Exercise details
Return every record below exactly as written, omitting any pictures.

Entries

==*==

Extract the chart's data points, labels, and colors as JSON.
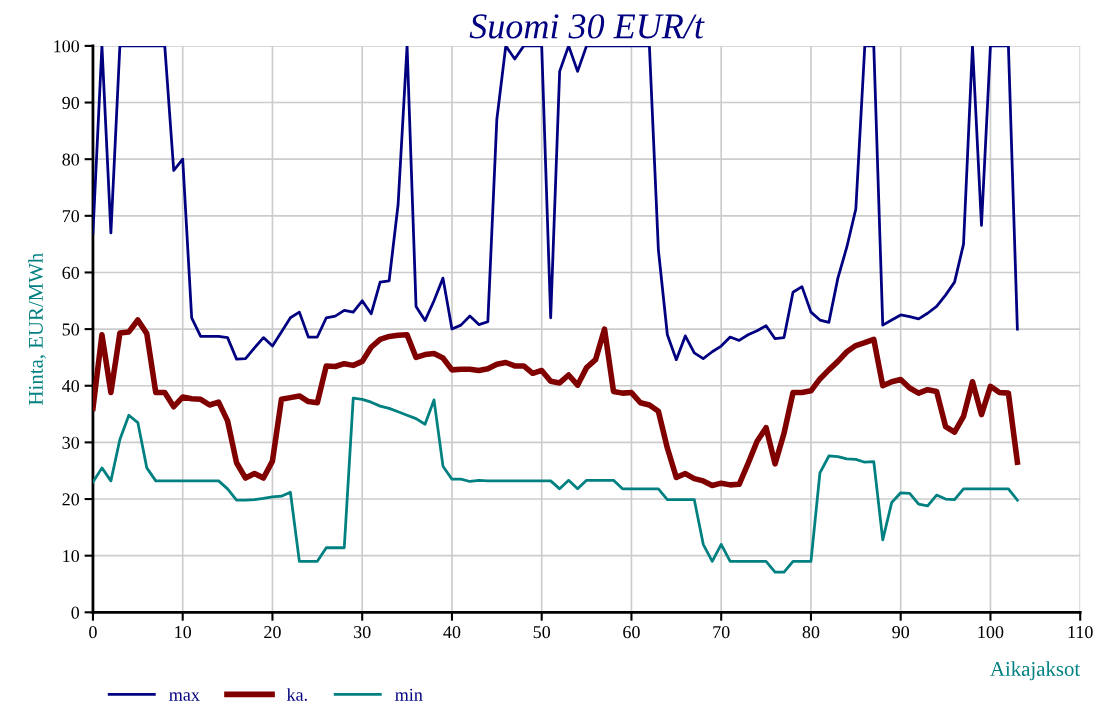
{
  "chart_data": {
    "type": "line",
    "title": "Suomi 30 EUR/t",
    "xlabel": "Aikajaksot",
    "ylabel": "Hinta, EUR/MWh",
    "x": [
      0,
      1,
      2,
      3,
      4,
      5,
      6,
      7,
      8,
      9,
      10,
      11,
      12,
      13,
      14,
      15,
      16,
      17,
      18,
      19,
      20,
      21,
      22,
      23,
      24,
      25,
      26,
      27,
      28,
      29,
      30,
      31,
      32,
      33,
      34,
      35,
      36,
      37,
      38,
      39,
      40,
      41,
      42,
      43,
      44,
      45,
      46,
      47,
      48,
      49,
      50,
      51,
      52,
      53,
      54,
      55,
      56,
      57,
      58,
      59,
      60,
      61,
      62,
      63,
      64,
      65,
      66,
      67,
      68,
      69,
      70,
      71,
      72,
      73,
      74,
      75,
      76,
      77,
      78,
      79,
      80,
      81,
      82,
      83,
      84,
      85,
      86,
      87,
      88,
      89,
      90,
      91,
      92,
      93,
      94,
      95,
      96,
      97,
      98,
      99,
      100,
      101,
      102,
      103
    ],
    "series": [
      {
        "name": "max",
        "color": "#000080",
        "values": [
          67,
          100,
          67,
          100,
          100,
          100,
          100,
          100,
          100,
          78,
          80,
          52,
          48.7,
          48.7,
          48.7,
          48.5,
          44.7,
          44.8,
          46.7,
          48.5,
          47,
          49.5,
          52,
          53,
          48.6,
          48.6,
          52,
          52.3,
          53.3,
          53,
          55,
          52.7,
          58.3,
          58.5,
          72,
          100,
          54,
          51.5,
          55,
          59,
          50,
          50.7,
          52.3,
          50.8,
          51.3,
          87,
          100,
          97.7,
          100,
          100,
          100,
          52,
          95.5,
          100,
          95.5,
          100,
          100,
          100,
          100,
          100,
          100,
          100,
          100,
          64,
          49,
          44.6,
          48.8,
          45.8,
          44.8,
          46,
          47,
          48.6,
          48,
          49,
          49.7,
          50.6,
          48.3,
          48.5,
          56.5,
          57.5,
          53,
          51.6,
          51.2,
          59,
          64.5,
          71.2,
          100,
          100,
          50.7,
          51.6,
          52.5,
          52.2,
          51.8,
          52.8,
          54,
          56,
          58.3,
          65,
          100,
          68.3,
          100,
          100,
          100,
          50
        ]
      },
      {
        "name": "ka.",
        "color": "#800000",
        "values": [
          36,
          49,
          38.8,
          49.3,
          49.5,
          51.6,
          49.2,
          38.8,
          38.8,
          36.3,
          38,
          37.7,
          37.6,
          36.6,
          37.1,
          33.8,
          26.4,
          23.7,
          24.5,
          23.7,
          26.7,
          37.6,
          37.9,
          38.2,
          37.2,
          37,
          43.5,
          43.4,
          43.9,
          43.6,
          44.3,
          46.8,
          48.2,
          48.7,
          48.9,
          49,
          45,
          45.5,
          45.7,
          44.9,
          42.8,
          42.9,
          42.9,
          42.7,
          43,
          43.8,
          44.1,
          43.5,
          43.5,
          42.2,
          42.7,
          40.8,
          40.5,
          41.9,
          40.1,
          43.2,
          44.6,
          50,
          39,
          38.7,
          38.8,
          37,
          36.6,
          35.5,
          29,
          23.8,
          24.5,
          23.6,
          23.2,
          22.4,
          22.8,
          22.5,
          22.6,
          26.3,
          30.2,
          32.6,
          26.2,
          31.6,
          38.8,
          38.8,
          39.1,
          41.2,
          42.8,
          44.3,
          46,
          47.1,
          47.6,
          48.2,
          40,
          40.7,
          41.1,
          39.6,
          38.7,
          39.3,
          39,
          32.8,
          31.8,
          34.6,
          40.7,
          34.9,
          39.9,
          38.8,
          38.7,
          26.5
        ]
      },
      {
        "name": "min",
        "color": "#008080",
        "values": [
          23,
          25.5,
          23.2,
          30.5,
          34.8,
          33.5,
          25.5,
          23.2,
          23.2,
          23.2,
          23.2,
          23.2,
          23.2,
          23.2,
          23.2,
          21.8,
          19.8,
          19.8,
          19.9,
          20.1,
          20.4,
          20.5,
          21.2,
          9,
          9,
          9,
          11.4,
          11.4,
          11.4,
          37.8,
          37.6,
          37.1,
          36.4,
          36,
          35.4,
          34.8,
          34.2,
          33.2,
          37.5,
          25.8,
          23.5,
          23.5,
          23.1,
          23.3,
          23.2,
          23.2,
          23.2,
          23.2,
          23.2,
          23.2,
          23.2,
          23.2,
          21.8,
          23.3,
          21.8,
          23.3,
          23.3,
          23.3,
          23.3,
          21.8,
          21.8,
          21.8,
          21.8,
          21.8,
          19.9,
          19.9,
          19.9,
          19.9,
          12,
          9,
          12,
          9,
          9,
          9,
          9,
          9,
          7.1,
          7.1,
          9,
          9,
          9,
          24.6,
          27.6,
          27.5,
          27.1,
          27,
          26.5,
          26.6,
          12.8,
          19.4,
          21.1,
          21,
          19.1,
          18.8,
          20.7,
          20,
          19.9,
          21.8,
          21.8,
          21.8,
          21.8,
          21.8,
          21.8,
          19.8
        ]
      }
    ],
    "xlim": [
      0,
      110
    ],
    "xticks": [
      0,
      10,
      20,
      30,
      40,
      50,
      60,
      70,
      80,
      90,
      100,
      110
    ],
    "ylim": [
      0,
      100
    ],
    "yticks": [
      0,
      10,
      20,
      30,
      40,
      50,
      60,
      70,
      80,
      90,
      100
    ],
    "grid": true,
    "legend": "bottom",
    "marker": "none",
    "line_style": "solid"
  }
}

==*==

Answer for this exercise
Extract the chart's data points, labels, and colors as JSON.
{
  "chart_data": {
    "type": "line",
    "title": "Suomi 30 EUR/t",
    "xlabel": "Aikajaksot",
    "ylabel": "Hinta, EUR/MWh",
    "x": [
      0,
      1,
      2,
      3,
      4,
      5,
      6,
      7,
      8,
      9,
      10,
      11,
      12,
      13,
      14,
      15,
      16,
      17,
      18,
      19,
      20,
      21,
      22,
      23,
      24,
      25,
      26,
      27,
      28,
      29,
      30,
      31,
      32,
      33,
      34,
      35,
      36,
      37,
      38,
      39,
      40,
      41,
      42,
      43,
      44,
      45,
      46,
      47,
      48,
      49,
      50,
      51,
      52,
      53,
      54,
      55,
      56,
      57,
      58,
      59,
      60,
      61,
      62,
      63,
      64,
      65,
      66,
      67,
      68,
      69,
      70,
      71,
      72,
      73,
      74,
      75,
      76,
      77,
      78,
      79,
      80,
      81,
      82,
      83,
      84,
      85,
      86,
      87,
      88,
      89,
      90,
      91,
      92,
      93,
      94,
      95,
      96,
      97,
      98,
      99,
      100,
      101,
      102,
      103
    ],
    "series": [
      {
        "name": "max",
        "color": "#000080",
        "values": [
          67,
          100,
          67,
          100,
          100,
          100,
          100,
          100,
          100,
          78,
          80,
          52,
          48.7,
          48.7,
          48.7,
          48.5,
          44.7,
          44.8,
          46.7,
          48.5,
          47,
          49.5,
          52,
          53,
          48.6,
          48.6,
          52,
          52.3,
          53.3,
          53,
          55,
          52.7,
          58.3,
          58.5,
          72,
          100,
          54,
          51.5,
          55,
          59,
          50,
          50.7,
          52.3,
          50.8,
          51.3,
          87,
          100,
          97.7,
          100,
          100,
          100,
          52,
          95.5,
          100,
          95.5,
          100,
          100,
          100,
          100,
          100,
          100,
          100,
          100,
          64,
          49,
          44.6,
          48.8,
          45.8,
          44.8,
          46,
          47,
          48.6,
          48,
          49,
          49.7,
          50.6,
          48.3,
          48.5,
          56.5,
          57.5,
          53,
          51.6,
          51.2,
          59,
          64.5,
          71.2,
          100,
          100,
          50.7,
          51.6,
          52.5,
          52.2,
          51.8,
          52.8,
          54,
          56,
          58.3,
          65,
          100,
          68.3,
          100,
          100,
          100,
          50
        ]
      },
      {
        "name": "ka.",
        "color": "#800000",
        "values": [
          36,
          49,
          38.8,
          49.3,
          49.5,
          51.6,
          49.2,
          38.8,
          38.8,
          36.3,
          38,
          37.7,
          37.6,
          36.6,
          37.1,
          33.8,
          26.4,
          23.7,
          24.5,
          23.7,
          26.7,
          37.6,
          37.9,
          38.2,
          37.2,
          37,
          43.5,
          43.4,
          43.9,
          43.6,
          44.3,
          46.8,
          48.2,
          48.7,
          48.9,
          49,
          45,
          45.5,
          45.7,
          44.9,
          42.8,
          42.9,
          42.9,
          42.7,
          43,
          43.8,
          44.1,
          43.5,
          43.5,
          42.2,
          42.7,
          40.8,
          40.5,
          41.9,
          40.1,
          43.2,
          44.6,
          50,
          39,
          38.7,
          38.8,
          37,
          36.6,
          35.5,
          29,
          23.8,
          24.5,
          23.6,
          23.2,
          22.4,
          22.8,
          22.5,
          22.6,
          26.3,
          30.2,
          32.6,
          26.2,
          31.6,
          38.8,
          38.8,
          39.1,
          41.2,
          42.8,
          44.3,
          46,
          47.1,
          47.6,
          48.2,
          40,
          40.7,
          41.1,
          39.6,
          38.7,
          39.3,
          39,
          32.8,
          31.8,
          34.6,
          40.7,
          34.9,
          39.9,
          38.8,
          38.7,
          26.5
        ]
      },
      {
        "name": "min",
        "color": "#008080",
        "values": [
          23,
          25.5,
          23.2,
          30.5,
          34.8,
          33.5,
          25.5,
          23.2,
          23.2,
          23.2,
          23.2,
          23.2,
          23.2,
          23.2,
          23.2,
          21.8,
          19.8,
          19.8,
          19.9,
          20.1,
          20.4,
          20.5,
          21.2,
          9,
          9,
          9,
          11.4,
          11.4,
          11.4,
          37.8,
          37.6,
          37.1,
          36.4,
          36,
          35.4,
          34.8,
          34.2,
          33.2,
          37.5,
          25.8,
          23.5,
          23.5,
          23.1,
          23.3,
          23.2,
          23.2,
          23.2,
          23.2,
          23.2,
          23.2,
          23.2,
          23.2,
          21.8,
          23.3,
          21.8,
          23.3,
          23.3,
          23.3,
          23.3,
          21.8,
          21.8,
          21.8,
          21.8,
          21.8,
          19.9,
          19.9,
          19.9,
          19.9,
          12,
          9,
          12,
          9,
          9,
          9,
          9,
          9,
          7.1,
          7.1,
          9,
          9,
          9,
          24.6,
          27.6,
          27.5,
          27.1,
          27,
          26.5,
          26.6,
          12.8,
          19.4,
          21.1,
          21,
          19.1,
          18.8,
          20.7,
          20,
          19.9,
          21.8,
          21.8,
          21.8,
          21.8,
          21.8,
          21.8,
          19.8
        ]
      }
    ],
    "xlim": [
      0,
      110
    ],
    "xticks": [
      0,
      10,
      20,
      30,
      40,
      50,
      60,
      70,
      80,
      90,
      100,
      110
    ],
    "ylim": [
      0,
      100
    ],
    "yticks": [
      0,
      10,
      20,
      30,
      40,
      50,
      60,
      70,
      80,
      90,
      100
    ],
    "grid": true,
    "legend": "bottom",
    "marker": "none",
    "line_style": "solid"
  }
}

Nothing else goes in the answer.